SHORT EXERCISE:
Present each line of the entries below that holds the word "plant".

# start of RECORDS FOR THIS EXERCISE

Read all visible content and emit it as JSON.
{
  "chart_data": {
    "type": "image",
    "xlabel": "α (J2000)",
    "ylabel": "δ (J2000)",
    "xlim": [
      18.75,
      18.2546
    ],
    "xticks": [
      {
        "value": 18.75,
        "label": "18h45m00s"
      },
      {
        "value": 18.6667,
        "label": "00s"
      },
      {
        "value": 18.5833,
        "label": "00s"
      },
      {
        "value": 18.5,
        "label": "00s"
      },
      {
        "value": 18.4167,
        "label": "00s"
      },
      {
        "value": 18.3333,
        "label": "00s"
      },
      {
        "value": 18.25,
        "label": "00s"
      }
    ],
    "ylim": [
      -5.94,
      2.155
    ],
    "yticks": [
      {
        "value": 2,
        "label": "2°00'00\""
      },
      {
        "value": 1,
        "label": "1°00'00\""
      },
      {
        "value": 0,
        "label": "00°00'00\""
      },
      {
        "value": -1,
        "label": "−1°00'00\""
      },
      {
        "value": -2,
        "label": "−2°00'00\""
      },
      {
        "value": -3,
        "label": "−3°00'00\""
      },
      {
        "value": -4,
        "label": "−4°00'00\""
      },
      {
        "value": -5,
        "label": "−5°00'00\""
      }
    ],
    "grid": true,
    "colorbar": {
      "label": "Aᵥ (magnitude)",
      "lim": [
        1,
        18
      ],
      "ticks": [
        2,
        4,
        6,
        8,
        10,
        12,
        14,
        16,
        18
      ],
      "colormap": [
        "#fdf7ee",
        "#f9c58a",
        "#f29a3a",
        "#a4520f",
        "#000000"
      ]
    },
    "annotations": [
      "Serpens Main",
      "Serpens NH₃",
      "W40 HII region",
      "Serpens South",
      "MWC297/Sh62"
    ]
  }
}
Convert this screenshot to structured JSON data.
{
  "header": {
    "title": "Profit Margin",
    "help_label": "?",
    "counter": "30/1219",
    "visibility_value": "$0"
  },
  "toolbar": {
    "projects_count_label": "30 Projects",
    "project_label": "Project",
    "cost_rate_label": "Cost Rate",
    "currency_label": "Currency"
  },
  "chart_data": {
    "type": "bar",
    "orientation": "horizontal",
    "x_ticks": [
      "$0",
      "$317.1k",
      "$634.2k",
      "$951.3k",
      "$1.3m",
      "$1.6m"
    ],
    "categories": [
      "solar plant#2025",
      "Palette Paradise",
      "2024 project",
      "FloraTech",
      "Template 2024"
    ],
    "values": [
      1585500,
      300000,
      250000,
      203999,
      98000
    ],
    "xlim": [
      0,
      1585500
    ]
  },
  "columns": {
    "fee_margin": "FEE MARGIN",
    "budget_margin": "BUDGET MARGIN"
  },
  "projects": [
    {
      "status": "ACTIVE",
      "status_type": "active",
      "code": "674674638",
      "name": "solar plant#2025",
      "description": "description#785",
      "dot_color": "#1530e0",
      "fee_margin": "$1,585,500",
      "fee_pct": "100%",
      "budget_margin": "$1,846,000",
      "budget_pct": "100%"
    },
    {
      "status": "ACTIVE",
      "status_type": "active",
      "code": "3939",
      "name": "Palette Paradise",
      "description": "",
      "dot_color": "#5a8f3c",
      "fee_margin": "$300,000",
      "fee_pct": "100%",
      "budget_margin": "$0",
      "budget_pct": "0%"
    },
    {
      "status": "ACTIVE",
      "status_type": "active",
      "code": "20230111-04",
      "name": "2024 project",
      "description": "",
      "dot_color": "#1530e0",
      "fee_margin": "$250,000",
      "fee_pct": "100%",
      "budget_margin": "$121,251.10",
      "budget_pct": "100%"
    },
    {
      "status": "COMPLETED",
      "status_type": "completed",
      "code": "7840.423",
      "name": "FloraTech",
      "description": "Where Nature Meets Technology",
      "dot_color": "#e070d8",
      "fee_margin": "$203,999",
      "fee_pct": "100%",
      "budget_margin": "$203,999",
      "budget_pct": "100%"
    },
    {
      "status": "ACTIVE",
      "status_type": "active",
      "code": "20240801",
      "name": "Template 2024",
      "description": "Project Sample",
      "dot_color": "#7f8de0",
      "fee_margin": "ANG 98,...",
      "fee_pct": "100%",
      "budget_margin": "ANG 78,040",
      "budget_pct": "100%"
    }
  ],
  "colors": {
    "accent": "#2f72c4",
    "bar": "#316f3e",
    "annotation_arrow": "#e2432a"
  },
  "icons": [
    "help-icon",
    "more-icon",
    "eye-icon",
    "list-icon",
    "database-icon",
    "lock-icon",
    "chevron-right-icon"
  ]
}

# end of RECORDS FOR THIS EXERCISE

RESULT:
      "solar plant#2025",
      "name": "solar plant#2025",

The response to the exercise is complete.